### [EXERCISE OBJECTIVE]
Scan the entries below for the word "martyris". Copy each line that has it.

━━━━━━━━━━━━━━━━━━━━━━━━━━━━━━

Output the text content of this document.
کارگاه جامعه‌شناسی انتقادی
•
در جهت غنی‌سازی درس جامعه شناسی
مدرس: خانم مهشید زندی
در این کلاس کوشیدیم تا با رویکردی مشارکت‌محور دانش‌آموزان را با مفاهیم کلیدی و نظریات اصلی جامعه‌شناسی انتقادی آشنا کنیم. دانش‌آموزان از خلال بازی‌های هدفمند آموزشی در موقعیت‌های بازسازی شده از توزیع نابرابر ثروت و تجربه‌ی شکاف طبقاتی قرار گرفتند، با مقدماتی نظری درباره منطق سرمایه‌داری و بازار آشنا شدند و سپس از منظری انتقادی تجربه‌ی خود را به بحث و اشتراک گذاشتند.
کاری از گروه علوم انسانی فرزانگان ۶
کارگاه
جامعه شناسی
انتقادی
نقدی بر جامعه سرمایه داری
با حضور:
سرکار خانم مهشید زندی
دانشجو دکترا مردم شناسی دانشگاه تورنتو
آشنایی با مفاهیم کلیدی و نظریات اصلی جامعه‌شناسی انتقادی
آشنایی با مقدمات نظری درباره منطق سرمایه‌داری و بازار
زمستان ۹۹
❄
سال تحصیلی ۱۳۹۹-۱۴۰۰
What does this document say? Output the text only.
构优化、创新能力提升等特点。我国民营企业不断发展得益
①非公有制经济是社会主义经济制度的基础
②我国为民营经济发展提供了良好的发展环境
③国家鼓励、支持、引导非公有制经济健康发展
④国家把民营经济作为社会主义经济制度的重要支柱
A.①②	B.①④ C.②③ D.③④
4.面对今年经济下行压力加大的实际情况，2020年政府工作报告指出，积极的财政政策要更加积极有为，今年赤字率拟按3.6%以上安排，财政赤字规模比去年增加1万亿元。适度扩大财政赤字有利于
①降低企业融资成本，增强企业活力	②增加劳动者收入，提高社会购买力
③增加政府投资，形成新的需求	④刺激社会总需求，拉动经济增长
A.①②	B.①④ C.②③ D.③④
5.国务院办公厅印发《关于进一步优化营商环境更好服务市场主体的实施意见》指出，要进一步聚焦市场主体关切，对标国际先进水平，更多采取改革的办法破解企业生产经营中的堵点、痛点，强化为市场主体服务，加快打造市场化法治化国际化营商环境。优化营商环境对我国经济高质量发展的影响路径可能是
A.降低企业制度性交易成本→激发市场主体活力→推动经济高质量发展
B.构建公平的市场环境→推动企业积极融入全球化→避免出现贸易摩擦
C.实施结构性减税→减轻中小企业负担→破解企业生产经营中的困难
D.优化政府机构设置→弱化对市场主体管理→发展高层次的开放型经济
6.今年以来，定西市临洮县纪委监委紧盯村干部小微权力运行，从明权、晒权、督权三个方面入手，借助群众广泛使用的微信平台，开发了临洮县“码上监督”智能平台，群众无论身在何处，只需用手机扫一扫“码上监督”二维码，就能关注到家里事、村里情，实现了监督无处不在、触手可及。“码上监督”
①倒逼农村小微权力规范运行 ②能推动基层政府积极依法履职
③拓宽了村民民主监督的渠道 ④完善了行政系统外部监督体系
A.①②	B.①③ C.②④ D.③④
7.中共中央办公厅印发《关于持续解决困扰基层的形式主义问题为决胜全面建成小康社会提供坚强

━━━━━━━━━━━━━━━━━━━━━━━━━━━━━━

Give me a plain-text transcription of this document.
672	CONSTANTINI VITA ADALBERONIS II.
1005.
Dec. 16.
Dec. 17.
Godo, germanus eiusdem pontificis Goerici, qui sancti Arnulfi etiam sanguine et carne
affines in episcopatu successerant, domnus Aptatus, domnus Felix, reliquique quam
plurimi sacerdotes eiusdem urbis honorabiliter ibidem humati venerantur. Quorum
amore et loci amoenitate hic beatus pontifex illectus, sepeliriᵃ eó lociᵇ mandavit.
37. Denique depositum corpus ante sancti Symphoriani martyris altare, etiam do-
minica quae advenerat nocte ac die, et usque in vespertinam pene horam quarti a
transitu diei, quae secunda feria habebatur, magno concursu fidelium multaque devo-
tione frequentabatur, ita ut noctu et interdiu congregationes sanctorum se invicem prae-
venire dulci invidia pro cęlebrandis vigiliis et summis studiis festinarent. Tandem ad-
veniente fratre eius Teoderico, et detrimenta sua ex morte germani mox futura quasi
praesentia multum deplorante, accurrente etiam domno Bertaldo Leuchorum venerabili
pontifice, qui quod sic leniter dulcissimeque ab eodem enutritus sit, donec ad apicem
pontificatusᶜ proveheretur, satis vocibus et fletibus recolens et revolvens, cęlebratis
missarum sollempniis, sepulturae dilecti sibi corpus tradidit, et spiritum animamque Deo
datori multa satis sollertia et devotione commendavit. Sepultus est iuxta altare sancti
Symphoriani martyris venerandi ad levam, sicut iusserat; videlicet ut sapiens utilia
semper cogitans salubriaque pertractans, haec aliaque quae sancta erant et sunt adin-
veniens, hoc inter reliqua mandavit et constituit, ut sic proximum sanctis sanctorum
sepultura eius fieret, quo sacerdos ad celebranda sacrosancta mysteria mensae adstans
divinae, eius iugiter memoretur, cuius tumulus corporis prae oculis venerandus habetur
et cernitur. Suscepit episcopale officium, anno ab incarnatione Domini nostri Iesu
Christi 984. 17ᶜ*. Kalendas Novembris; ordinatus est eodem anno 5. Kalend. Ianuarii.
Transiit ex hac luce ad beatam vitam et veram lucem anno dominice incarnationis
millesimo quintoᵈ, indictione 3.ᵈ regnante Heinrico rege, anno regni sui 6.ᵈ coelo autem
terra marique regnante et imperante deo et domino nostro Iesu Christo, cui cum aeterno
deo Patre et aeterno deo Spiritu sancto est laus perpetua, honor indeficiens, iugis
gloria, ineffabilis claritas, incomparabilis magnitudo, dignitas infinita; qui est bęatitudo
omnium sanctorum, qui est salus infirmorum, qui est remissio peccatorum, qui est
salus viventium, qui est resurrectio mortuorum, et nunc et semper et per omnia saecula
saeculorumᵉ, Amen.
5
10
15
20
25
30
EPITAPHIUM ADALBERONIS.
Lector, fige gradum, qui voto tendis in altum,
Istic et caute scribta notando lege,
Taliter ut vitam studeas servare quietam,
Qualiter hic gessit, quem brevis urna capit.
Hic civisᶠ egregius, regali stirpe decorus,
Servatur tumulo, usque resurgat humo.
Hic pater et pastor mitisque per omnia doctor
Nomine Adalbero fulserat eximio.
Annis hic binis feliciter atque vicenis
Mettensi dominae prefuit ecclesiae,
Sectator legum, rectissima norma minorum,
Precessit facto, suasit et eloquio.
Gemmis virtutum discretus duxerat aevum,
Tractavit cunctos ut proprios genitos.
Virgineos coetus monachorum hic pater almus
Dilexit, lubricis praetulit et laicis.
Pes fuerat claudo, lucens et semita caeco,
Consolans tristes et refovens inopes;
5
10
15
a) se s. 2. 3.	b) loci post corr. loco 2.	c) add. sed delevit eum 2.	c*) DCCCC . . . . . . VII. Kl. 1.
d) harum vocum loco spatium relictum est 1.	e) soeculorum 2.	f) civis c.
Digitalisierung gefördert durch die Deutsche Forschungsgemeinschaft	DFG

━━━━━━━━━━━━━━━━━━━━━━━━━━━━━━

### [THE ANSWER]
37. Denique depositum corpus ante sancti Symphoriani martyris altare, etiam do-
Symphoriani martyris venerandi ad levam, sicut iusserat; videlicet ut sapiens utilia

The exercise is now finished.